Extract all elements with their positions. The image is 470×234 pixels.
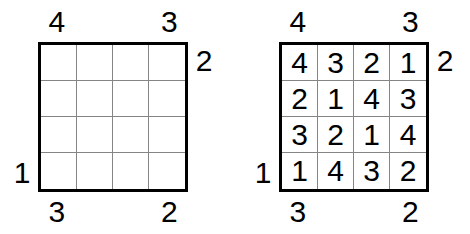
clue-bottom-4: 2 <box>151 192 189 230</box>
cell-r1c1 <box>41 45 77 81</box>
cell-r4c2: 4 <box>318 153 354 189</box>
clue-right-4 <box>188 155 220 193</box>
clue-col-right: 2 <box>188 42 220 192</box>
clue-right-3 <box>188 117 220 155</box>
clue-bottom-2 <box>76 192 114 230</box>
cell-r1c2 <box>77 45 113 81</box>
clue-left-3 <box>247 117 279 155</box>
clue-top-1: 4 <box>38 6 76 42</box>
clue-left-2 <box>247 80 279 118</box>
skyscrapers-example-solution-board: 4314321214332141432232 <box>247 6 461 230</box>
clue-top-3 <box>113 6 151 42</box>
clue-top-4: 3 <box>392 6 430 42</box>
cell-r1c4: 1 <box>390 45 426 81</box>
cell-r3c4: 4 <box>390 117 426 153</box>
puzzle-grid-4x4 <box>38 42 188 192</box>
clue-left-2 <box>6 80 38 118</box>
clue-col-left: 1 <box>247 42 279 192</box>
clue-top-2 <box>317 6 355 42</box>
cell-r4c4: 2 <box>390 153 426 189</box>
clue-top-4: 3 <box>151 6 189 42</box>
cell-r1c2: 3 <box>318 45 354 81</box>
clue-top-2 <box>76 6 114 42</box>
cell-r4c3: 3 <box>354 153 390 189</box>
cell-r4c1: 1 <box>282 153 318 189</box>
cell-r2c3 <box>113 81 149 117</box>
cell-r4c2 <box>77 153 113 189</box>
clue-right-3 <box>429 117 461 155</box>
cell-r2c2 <box>77 81 113 117</box>
clue-right-2 <box>429 80 461 118</box>
clue-left-4: 1 <box>247 155 279 193</box>
cell-r1c3 <box>113 45 149 81</box>
cell-r2c3: 4 <box>354 81 390 117</box>
cell-r1c3: 2 <box>354 45 390 81</box>
cell-r2c1 <box>41 81 77 117</box>
cell-r1c1: 4 <box>282 45 318 81</box>
cell-r1c4 <box>149 45 185 81</box>
clue-bottom-2 <box>317 192 355 230</box>
cell-r3c3 <box>113 117 149 153</box>
clue-top-1: 4 <box>279 6 317 42</box>
cell-r3c2: 2 <box>318 117 354 153</box>
clue-col-right: 2 <box>429 42 461 192</box>
cell-r3c4 <box>149 117 185 153</box>
cell-r3c1: 3 <box>282 117 318 153</box>
cell-r2c4 <box>149 81 185 117</box>
cell-r3c3: 1 <box>354 117 390 153</box>
clue-left-3 <box>6 117 38 155</box>
clue-row-bottom: 32 <box>38 192 188 230</box>
cell-r4c4 <box>149 153 185 189</box>
clue-right-1: 2 <box>188 42 220 80</box>
clue-right-1: 2 <box>429 42 461 80</box>
clue-bottom-1: 3 <box>38 192 76 230</box>
skyscrapers-example-puzzle-board: 431232 <box>6 6 220 230</box>
clue-left-4: 1 <box>6 155 38 193</box>
cell-r3c2 <box>77 117 113 153</box>
cell-r4c3 <box>113 153 149 189</box>
clue-row-bottom: 32 <box>279 192 429 230</box>
clue-right-2 <box>188 80 220 118</box>
clue-bottom-3 <box>354 192 392 230</box>
clue-left-1 <box>247 42 279 80</box>
cell-r2c4: 3 <box>390 81 426 117</box>
clue-bottom-1: 3 <box>279 192 317 230</box>
cell-r2c1: 2 <box>282 81 318 117</box>
clue-col-left: 1 <box>6 42 38 192</box>
clue-top-3 <box>354 6 392 42</box>
clue-row-top: 43 <box>38 6 188 42</box>
cell-r2c2: 1 <box>318 81 354 117</box>
cell-r4c1 <box>41 153 77 189</box>
clue-left-1 <box>6 42 38 80</box>
clue-bottom-4: 2 <box>392 192 430 230</box>
clue-bottom-3 <box>113 192 151 230</box>
clue-row-top: 43 <box>279 6 429 42</box>
cell-r3c1 <box>41 117 77 153</box>
solution-grid-4x4: 4321214332141432 <box>279 42 429 192</box>
clue-right-4 <box>429 155 461 193</box>
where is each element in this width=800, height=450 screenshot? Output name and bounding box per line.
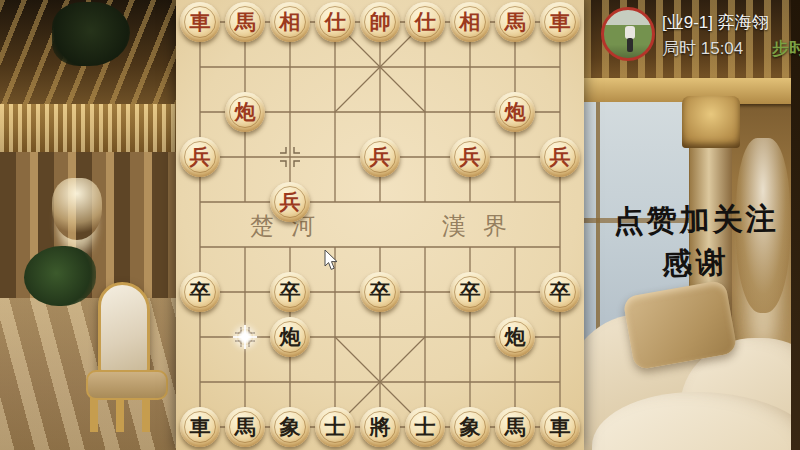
piece-red-帥[interactable]: 帥 (358, 0, 403, 45)
piece-black-炮[interactable]: 炮 (493, 315, 538, 360)
piece-black-車[interactable]: 車 (538, 405, 583, 450)
piece-black-卒[interactable]: 卒 (268, 270, 313, 315)
xiangqi-board[interactable]: 楚河 漢界 車馬相仕帥仕相馬車炮炮兵兵兵兵兵卒卒卒卒卒炮炮車馬象士將士象馬車 (176, 0, 584, 450)
piece-red-馬[interactable]: 馬 (223, 0, 268, 45)
streamer-name: [业9-1] 弈海翎 (662, 11, 769, 34)
gold-molding (0, 104, 176, 156)
gold-capital (682, 96, 740, 148)
piece-red-炮[interactable]: 炮 (493, 90, 538, 135)
chair-seat (86, 370, 168, 400)
piece-red-仕[interactable]: 仕 (403, 0, 448, 45)
piece-black-炮[interactable]: 炮 (268, 315, 313, 360)
piece-red-兵[interactable]: 兵 (358, 135, 403, 180)
step-time-label: 步时 (772, 37, 800, 60)
stream-frame: 楚河 漢界 車馬相仕帥仕相馬車炮炮兵兵兵兵兵卒卒卒卒卒炮炮車馬象士將士象馬車 [… (0, 0, 800, 450)
piece-black-象[interactable]: 象 (268, 405, 313, 450)
piece-black-車[interactable]: 車 (178, 405, 223, 450)
piece-red-車[interactable]: 車 (538, 0, 583, 45)
dark-wall-edge (791, 0, 800, 450)
piece-black-卒[interactable]: 卒 (178, 270, 223, 315)
chandelier (52, 178, 102, 240)
background-right-room (584, 0, 800, 450)
game-time: 局时 15:04 (662, 37, 743, 60)
background-left-room (0, 0, 176, 450)
piece-red-車[interactable]: 車 (178, 0, 223, 45)
crystal-sconce (736, 138, 790, 313)
piece-black-象[interactable]: 象 (448, 405, 493, 450)
piece-red-炮[interactable]: 炮 (223, 90, 268, 135)
gilded-chair (86, 282, 168, 432)
piece-red-兵[interactable]: 兵 (538, 135, 583, 180)
last-move-origin-marker (237, 329, 253, 345)
piece-black-將[interactable]: 將 (358, 405, 403, 450)
piece-red-兵[interactable]: 兵 (448, 135, 493, 180)
piece-black-馬[interactable]: 馬 (223, 405, 268, 450)
piece-black-卒[interactable]: 卒 (448, 270, 493, 315)
piece-red-兵[interactable]: 兵 (178, 135, 223, 180)
piece-red-仕[interactable]: 仕 (313, 0, 358, 45)
piece-red-相[interactable]: 相 (448, 0, 493, 45)
piece-black-士[interactable]: 士 (403, 405, 448, 450)
piece-red-相[interactable]: 相 (268, 0, 313, 45)
piece-black-卒[interactable]: 卒 (538, 270, 583, 315)
chair-back (98, 282, 150, 378)
piece-grid: 車馬相仕帥仕相馬車炮炮兵兵兵兵兵卒卒卒卒卒炮炮車馬象士將士象馬車 (178, 0, 583, 450)
piece-red-兵[interactable]: 兵 (268, 180, 313, 225)
piece-red-馬[interactable]: 馬 (493, 0, 538, 45)
chair-legs (90, 398, 164, 432)
streamer-avatar[interactable] (601, 7, 655, 61)
piece-black-馬[interactable]: 馬 (493, 405, 538, 450)
piece-black-士[interactable]: 士 (313, 405, 358, 450)
piece-black-卒[interactable]: 卒 (358, 270, 403, 315)
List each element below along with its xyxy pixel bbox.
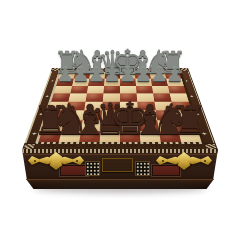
square-e4	[120, 102, 138, 111]
border-plaquette	[143, 144, 159, 148]
brass-clasp-left-icon	[28, 151, 84, 171]
square-b4	[66, 102, 85, 111]
square-b2	[62, 120, 83, 131]
square-d7	[104, 79, 120, 86]
corner-mosaic	[180, 68, 188, 71]
square-g1	[159, 131, 181, 142]
square-f1	[139, 131, 160, 142]
corner-mosaic	[23, 144, 35, 150]
square-g2	[157, 120, 178, 131]
square-b1	[59, 131, 81, 142]
board-squares	[38, 72, 201, 142]
square-d4	[102, 102, 120, 111]
square-f2	[139, 120, 159, 131]
border-inlay-icon: ✦	[194, 113, 202, 117]
square-b8	[74, 72, 90, 79]
border-plaquette	[102, 144, 118, 148]
square-b7	[72, 79, 89, 86]
border-inlay-icon: ✦	[43, 95, 50, 98]
border-plaquette	[81, 144, 97, 148]
square-b5	[68, 93, 86, 101]
square-d8	[105, 72, 120, 79]
square-f3	[138, 111, 157, 121]
square-h2	[176, 120, 198, 131]
square-g7	[151, 79, 168, 86]
square-e5	[120, 93, 137, 101]
square-b6	[70, 86, 88, 94]
square-f4	[137, 102, 156, 111]
square-h6	[168, 86, 186, 94]
square-c2	[81, 120, 101, 131]
square-a5	[51, 93, 70, 101]
mosaic-medallion-left	[85, 161, 100, 176]
border-inlay-icon: ✦	[92, 69, 98, 72]
square-c6	[87, 86, 104, 94]
square-e1	[120, 131, 140, 142]
border-plaquette	[60, 144, 77, 148]
square-g8	[150, 72, 166, 79]
brass-clasp-right-icon	[156, 151, 212, 171]
border-inlay-icon: ✦	[30, 132, 39, 137]
square-g3	[156, 111, 176, 121]
square-d6	[103, 86, 120, 94]
square-h7	[166, 79, 184, 86]
square-f7	[135, 79, 152, 86]
square-h1	[178, 131, 201, 142]
square-f8	[135, 72, 151, 79]
square-h5	[170, 93, 189, 101]
square-d3	[101, 111, 120, 121]
square-d1	[100, 131, 120, 142]
border-plaquette	[39, 144, 56, 148]
border-inlay-icon: ✦	[200, 132, 209, 137]
border-plaquette	[163, 144, 180, 148]
product-photo: ✦✦✦✦✦✦✦✦✦✦✦ ♜♞♝♛♚♝♞♜♟♟♟♟♟♟♟♟♟♟♟♟♟♟♟♟♜♞♝♛…	[0, 0, 240, 240]
box-front	[22, 149, 218, 180]
square-c4	[84, 102, 103, 111]
brass-plaque	[102, 158, 133, 172]
corner-mosaic	[52, 68, 60, 71]
shadow	[34, 183, 206, 193]
border-inlay-icon: ✦	[49, 80, 56, 83]
square-e3	[120, 111, 139, 121]
mosaic-medallion-right	[135, 161, 150, 176]
square-e6	[120, 86, 137, 94]
square-h4	[172, 102, 192, 111]
border-inlay-icon: ✦	[188, 95, 195, 98]
square-g6	[152, 86, 170, 94]
border-inlay-icon: ✦	[148, 69, 154, 72]
square-c8	[89, 72, 105, 79]
square-h3	[174, 111, 195, 121]
square-c3	[83, 111, 102, 121]
square-d5	[103, 93, 120, 101]
square-c7	[88, 79, 105, 86]
square-f5	[137, 93, 155, 101]
border-inlay-icon: ✦	[120, 69, 125, 72]
square-g4	[154, 102, 173, 111]
square-g5	[153, 93, 171, 101]
square-b3	[64, 111, 84, 121]
square-e2	[120, 120, 139, 131]
border-plaquette	[184, 144, 201, 148]
square-c5	[86, 93, 104, 101]
square-d2	[101, 120, 120, 131]
square-f6	[136, 86, 153, 94]
chess-board: ✦✦✦✦✦✦✦✦✦✦✦	[22, 68, 218, 150]
square-e7	[120, 79, 136, 86]
square-e8	[120, 72, 135, 79]
square-c1	[79, 131, 100, 142]
border-plaquette	[122, 144, 138, 148]
square-h8	[165, 72, 182, 79]
corner-mosaic	[205, 144, 217, 150]
border-inlay-icon: ✦	[183, 80, 190, 83]
border-inlay-icon: ✦	[37, 113, 45, 117]
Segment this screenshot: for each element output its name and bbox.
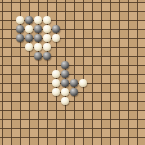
black-stone — [25, 34, 33, 42]
black-stone — [61, 70, 69, 78]
white-stone — [16, 16, 24, 24]
grid-line-vertical — [74, 0, 75, 145]
black-stone — [70, 88, 78, 96]
grid-line-vertical — [11, 0, 12, 145]
grid-line-horizontal — [0, 137, 145, 138]
white-stone — [52, 88, 60, 96]
white-stone — [43, 16, 51, 24]
white-stone — [61, 88, 69, 96]
grid-line-horizontal — [0, 65, 145, 66]
black-stone — [70, 79, 78, 87]
black-stone — [16, 34, 24, 42]
grid-line-vertical — [128, 0, 129, 145]
grid-line-horizontal — [0, 11, 145, 12]
grid-line-vertical — [101, 0, 102, 145]
grid-line-horizontal — [0, 101, 145, 102]
black-stone — [34, 34, 42, 42]
white-stone — [61, 97, 69, 105]
grid-line-horizontal — [0, 2, 145, 3]
white-stone — [43, 25, 51, 33]
grid-line-vertical — [83, 0, 84, 145]
white-stone — [52, 79, 60, 87]
white-stone — [34, 43, 42, 51]
grid-line-horizontal — [0, 56, 145, 57]
grid-line-vertical — [110, 0, 111, 145]
grid-line-horizontal — [0, 110, 145, 111]
grid-line-horizontal — [0, 119, 145, 120]
grid-line-horizontal — [0, 128, 145, 129]
black-stone — [52, 25, 60, 33]
grid-line-vertical — [137, 0, 138, 145]
white-stone — [79, 79, 87, 87]
goban[interactable] — [0, 0, 145, 145]
white-stone — [34, 16, 42, 24]
grid-line-horizontal — [0, 74, 145, 75]
black-stone — [16, 25, 24, 33]
black-stone — [34, 25, 42, 33]
grid-line-vertical — [2, 0, 3, 145]
white-stone — [25, 43, 33, 51]
white-stone — [43, 43, 51, 51]
grid-line-vertical — [92, 0, 93, 145]
black-stone — [61, 79, 69, 87]
black-stone — [25, 16, 33, 24]
black-stone — [34, 52, 42, 60]
black-stone — [61, 61, 69, 69]
white-stone — [52, 70, 60, 78]
grid-line-horizontal — [0, 47, 145, 48]
white-stone — [52, 34, 60, 42]
black-stone — [43, 52, 51, 60]
screenshot-stage — [0, 0, 145, 145]
white-stone — [25, 25, 33, 33]
white-stone — [43, 34, 51, 42]
grid-line-vertical — [119, 0, 120, 145]
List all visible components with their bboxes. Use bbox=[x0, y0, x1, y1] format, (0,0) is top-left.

------------------------------------------------------------

• [Work to be completed] Duplicate the data lines above, from the line containing "piece-red-帥[interactable]: 帥 (358, 0, 403, 45)" through the line containing "streamer-name: [业9-1] 弈海翎 (662, 11, 769, 34)", both ends included.

• [Solution to the problem]
piece-red-帥[interactable]: 帥 (358, 0, 403, 45)
piece-black-炮[interactable]: 炮 (493, 315, 538, 360)
piece-black-車[interactable]: 車 (538, 405, 583, 450)
piece-black-卒[interactable]: 卒 (268, 270, 313, 315)
xiangqi-board[interactable]: 楚河 漢界 車馬相仕帥仕相馬車炮炮兵兵兵兵兵卒卒卒卒卒炮炮車馬象士將士象馬車 (176, 0, 584, 450)
piece-red-馬[interactable]: 馬 (223, 0, 268, 45)
streamer-name: [业9-1] 弈海翎 (662, 11, 769, 34)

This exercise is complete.